* START *
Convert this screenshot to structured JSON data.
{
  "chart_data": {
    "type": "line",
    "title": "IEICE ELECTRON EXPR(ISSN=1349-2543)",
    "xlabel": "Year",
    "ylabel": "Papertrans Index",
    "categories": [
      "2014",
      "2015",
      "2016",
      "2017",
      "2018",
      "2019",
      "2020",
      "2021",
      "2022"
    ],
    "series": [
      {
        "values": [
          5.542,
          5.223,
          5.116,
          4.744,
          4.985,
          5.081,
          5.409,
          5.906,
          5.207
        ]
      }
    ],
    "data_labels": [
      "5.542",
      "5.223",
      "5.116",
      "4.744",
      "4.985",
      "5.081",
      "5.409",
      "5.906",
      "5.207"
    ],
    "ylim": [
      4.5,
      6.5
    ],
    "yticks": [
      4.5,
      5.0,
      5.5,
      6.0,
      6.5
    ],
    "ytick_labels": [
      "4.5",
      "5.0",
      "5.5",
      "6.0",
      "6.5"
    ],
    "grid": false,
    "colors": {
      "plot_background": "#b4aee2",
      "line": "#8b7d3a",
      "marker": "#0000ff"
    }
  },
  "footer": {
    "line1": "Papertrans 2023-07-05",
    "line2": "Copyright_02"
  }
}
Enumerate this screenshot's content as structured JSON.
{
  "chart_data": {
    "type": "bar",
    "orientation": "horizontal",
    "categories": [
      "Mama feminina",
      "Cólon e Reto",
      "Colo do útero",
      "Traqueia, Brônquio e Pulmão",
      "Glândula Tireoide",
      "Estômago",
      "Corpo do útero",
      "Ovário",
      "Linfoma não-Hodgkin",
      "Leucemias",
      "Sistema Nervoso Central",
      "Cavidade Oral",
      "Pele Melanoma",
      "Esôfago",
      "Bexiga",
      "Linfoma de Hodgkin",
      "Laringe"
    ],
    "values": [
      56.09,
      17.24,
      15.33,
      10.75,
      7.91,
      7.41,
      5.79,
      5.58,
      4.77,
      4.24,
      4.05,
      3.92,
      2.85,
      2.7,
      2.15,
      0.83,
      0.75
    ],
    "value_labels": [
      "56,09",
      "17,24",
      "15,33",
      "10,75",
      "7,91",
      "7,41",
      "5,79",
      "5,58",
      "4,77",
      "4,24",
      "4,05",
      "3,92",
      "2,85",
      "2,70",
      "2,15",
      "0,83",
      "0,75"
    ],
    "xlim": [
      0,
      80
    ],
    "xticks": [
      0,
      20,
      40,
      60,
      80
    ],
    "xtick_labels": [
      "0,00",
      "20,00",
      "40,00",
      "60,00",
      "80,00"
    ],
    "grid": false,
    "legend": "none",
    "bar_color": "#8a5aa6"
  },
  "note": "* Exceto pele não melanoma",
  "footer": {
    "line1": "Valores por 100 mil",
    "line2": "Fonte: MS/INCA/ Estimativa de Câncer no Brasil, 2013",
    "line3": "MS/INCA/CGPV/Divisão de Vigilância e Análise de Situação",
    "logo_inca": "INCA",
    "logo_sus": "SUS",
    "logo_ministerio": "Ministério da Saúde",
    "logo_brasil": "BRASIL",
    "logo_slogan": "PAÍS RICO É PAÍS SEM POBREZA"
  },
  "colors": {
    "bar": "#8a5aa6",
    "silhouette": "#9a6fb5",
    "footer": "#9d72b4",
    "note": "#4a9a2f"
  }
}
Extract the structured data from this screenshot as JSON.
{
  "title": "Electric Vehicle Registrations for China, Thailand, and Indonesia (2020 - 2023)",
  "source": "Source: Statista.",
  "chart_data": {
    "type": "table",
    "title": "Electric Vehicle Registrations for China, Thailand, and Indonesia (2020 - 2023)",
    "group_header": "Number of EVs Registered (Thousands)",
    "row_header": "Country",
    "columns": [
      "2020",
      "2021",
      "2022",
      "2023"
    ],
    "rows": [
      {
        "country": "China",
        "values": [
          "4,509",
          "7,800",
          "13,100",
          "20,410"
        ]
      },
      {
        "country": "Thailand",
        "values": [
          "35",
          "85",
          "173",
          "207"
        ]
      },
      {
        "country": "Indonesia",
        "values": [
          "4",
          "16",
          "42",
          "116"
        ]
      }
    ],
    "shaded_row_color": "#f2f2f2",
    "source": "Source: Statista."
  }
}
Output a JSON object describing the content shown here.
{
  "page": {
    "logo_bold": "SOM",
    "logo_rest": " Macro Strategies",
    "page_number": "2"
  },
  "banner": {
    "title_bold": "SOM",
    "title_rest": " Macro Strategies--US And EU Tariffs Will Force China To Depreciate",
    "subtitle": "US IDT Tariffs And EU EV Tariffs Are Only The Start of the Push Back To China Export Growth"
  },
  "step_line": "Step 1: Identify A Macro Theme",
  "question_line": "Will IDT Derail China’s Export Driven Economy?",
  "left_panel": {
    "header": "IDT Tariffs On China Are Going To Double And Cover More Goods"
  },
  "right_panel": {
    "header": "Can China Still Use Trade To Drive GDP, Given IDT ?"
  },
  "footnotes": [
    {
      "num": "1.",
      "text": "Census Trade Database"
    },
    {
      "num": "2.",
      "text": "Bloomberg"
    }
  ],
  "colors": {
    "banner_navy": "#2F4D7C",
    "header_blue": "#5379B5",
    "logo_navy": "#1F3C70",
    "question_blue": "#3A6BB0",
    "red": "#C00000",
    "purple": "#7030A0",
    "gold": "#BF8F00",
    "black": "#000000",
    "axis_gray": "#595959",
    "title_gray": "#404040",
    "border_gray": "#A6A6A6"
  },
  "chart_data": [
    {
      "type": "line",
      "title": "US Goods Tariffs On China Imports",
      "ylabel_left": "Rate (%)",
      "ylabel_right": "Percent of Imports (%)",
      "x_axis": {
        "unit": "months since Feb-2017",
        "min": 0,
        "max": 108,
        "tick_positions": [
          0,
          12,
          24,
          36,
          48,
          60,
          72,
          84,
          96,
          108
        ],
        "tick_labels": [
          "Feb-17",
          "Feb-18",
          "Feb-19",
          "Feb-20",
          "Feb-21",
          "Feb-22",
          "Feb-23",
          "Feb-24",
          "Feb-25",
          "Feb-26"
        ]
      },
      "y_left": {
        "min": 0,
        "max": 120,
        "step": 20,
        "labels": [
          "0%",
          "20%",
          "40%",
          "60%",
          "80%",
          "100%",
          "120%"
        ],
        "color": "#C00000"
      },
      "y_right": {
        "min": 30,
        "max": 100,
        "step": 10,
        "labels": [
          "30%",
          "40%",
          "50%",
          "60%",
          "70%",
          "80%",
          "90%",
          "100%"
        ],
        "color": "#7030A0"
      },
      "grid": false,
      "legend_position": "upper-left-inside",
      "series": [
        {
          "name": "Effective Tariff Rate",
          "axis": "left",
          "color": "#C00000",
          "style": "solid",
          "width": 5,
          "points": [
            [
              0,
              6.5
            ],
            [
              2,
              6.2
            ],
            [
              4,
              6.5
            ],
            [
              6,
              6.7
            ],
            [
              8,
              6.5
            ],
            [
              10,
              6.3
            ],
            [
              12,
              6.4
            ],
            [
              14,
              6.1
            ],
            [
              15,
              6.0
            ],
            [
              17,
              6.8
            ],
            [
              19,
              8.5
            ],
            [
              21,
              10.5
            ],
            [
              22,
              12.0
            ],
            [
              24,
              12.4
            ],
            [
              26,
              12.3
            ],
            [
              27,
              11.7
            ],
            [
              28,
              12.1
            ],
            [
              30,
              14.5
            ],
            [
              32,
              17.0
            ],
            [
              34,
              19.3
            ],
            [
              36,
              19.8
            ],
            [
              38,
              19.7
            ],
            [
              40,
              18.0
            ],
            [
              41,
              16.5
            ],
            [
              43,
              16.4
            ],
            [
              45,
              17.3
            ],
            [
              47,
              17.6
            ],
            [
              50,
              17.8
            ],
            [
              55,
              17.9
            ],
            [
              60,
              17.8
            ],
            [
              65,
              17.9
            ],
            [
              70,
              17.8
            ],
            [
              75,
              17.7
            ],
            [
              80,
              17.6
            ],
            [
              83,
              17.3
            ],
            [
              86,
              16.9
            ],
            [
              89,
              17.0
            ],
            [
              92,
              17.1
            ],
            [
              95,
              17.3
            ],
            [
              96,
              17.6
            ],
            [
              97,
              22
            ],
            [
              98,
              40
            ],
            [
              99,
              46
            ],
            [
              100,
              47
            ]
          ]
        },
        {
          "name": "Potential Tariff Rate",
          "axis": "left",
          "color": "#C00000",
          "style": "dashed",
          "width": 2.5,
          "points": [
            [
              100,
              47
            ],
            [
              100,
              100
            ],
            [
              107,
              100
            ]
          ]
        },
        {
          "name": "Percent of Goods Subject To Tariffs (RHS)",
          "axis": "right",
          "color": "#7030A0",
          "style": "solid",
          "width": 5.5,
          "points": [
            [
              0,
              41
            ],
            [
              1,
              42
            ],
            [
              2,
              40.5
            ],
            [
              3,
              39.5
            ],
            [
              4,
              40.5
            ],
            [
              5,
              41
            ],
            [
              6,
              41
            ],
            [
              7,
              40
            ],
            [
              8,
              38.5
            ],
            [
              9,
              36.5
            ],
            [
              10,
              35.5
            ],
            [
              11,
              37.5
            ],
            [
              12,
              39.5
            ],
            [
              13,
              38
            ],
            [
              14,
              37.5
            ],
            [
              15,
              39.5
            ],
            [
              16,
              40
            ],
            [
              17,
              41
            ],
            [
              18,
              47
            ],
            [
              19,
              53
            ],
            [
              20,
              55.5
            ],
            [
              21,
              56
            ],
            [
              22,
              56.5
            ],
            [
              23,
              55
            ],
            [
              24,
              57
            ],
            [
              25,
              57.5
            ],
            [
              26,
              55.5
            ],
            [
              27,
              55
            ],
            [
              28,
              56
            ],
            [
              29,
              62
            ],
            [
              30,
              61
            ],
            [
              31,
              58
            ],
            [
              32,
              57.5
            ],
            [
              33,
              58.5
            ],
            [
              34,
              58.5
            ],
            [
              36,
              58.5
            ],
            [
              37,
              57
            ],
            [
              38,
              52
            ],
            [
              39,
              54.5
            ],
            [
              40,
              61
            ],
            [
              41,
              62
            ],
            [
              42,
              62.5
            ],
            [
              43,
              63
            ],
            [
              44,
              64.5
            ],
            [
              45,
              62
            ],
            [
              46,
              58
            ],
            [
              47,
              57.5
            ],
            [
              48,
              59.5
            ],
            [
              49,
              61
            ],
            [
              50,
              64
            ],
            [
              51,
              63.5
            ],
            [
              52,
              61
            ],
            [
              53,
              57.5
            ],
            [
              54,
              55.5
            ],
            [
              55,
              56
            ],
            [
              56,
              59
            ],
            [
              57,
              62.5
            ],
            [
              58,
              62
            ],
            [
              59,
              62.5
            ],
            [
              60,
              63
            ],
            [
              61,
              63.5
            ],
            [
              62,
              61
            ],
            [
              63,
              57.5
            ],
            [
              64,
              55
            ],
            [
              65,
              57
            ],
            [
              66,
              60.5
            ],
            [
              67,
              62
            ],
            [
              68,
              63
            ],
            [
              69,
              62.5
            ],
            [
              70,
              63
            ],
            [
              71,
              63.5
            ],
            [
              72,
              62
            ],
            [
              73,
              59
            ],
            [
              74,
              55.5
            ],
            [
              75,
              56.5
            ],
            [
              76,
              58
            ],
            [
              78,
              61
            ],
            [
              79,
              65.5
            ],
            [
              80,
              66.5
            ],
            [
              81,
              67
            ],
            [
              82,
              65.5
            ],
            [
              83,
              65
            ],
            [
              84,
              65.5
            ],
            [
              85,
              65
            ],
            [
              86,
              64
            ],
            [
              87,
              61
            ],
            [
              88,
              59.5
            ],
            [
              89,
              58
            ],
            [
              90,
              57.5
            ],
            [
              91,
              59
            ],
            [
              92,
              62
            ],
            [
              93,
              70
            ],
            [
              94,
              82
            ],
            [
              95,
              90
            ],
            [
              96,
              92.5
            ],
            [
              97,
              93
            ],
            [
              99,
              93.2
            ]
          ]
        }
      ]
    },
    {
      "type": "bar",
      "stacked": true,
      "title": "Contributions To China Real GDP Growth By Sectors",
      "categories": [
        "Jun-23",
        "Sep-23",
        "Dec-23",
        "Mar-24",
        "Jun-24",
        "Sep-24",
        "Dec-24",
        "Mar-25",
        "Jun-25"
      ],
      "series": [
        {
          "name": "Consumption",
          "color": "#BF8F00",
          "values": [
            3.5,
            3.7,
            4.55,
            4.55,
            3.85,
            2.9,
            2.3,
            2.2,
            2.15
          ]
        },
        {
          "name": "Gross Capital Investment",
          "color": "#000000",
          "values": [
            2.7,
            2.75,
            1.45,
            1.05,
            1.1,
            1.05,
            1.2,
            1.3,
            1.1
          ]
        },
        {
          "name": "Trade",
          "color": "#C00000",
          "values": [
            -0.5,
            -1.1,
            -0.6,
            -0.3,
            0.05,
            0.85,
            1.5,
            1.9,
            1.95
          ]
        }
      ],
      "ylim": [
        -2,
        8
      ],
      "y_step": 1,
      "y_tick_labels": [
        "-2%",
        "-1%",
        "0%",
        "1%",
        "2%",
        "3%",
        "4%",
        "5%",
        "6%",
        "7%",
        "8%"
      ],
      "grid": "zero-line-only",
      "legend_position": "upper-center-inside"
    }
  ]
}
* END *
* _Exercise instructions_
The lines to collect are those holding the string "Electric"; copy them all.

* _Completed exercise_
  "title": "Electric Vehicle Registrations for China, Thailand, and Indonesia (2020 - 2023)",
    "title": "Electric Vehicle Registrations for China, Thailand, and Indonesia (2020 - 2023)",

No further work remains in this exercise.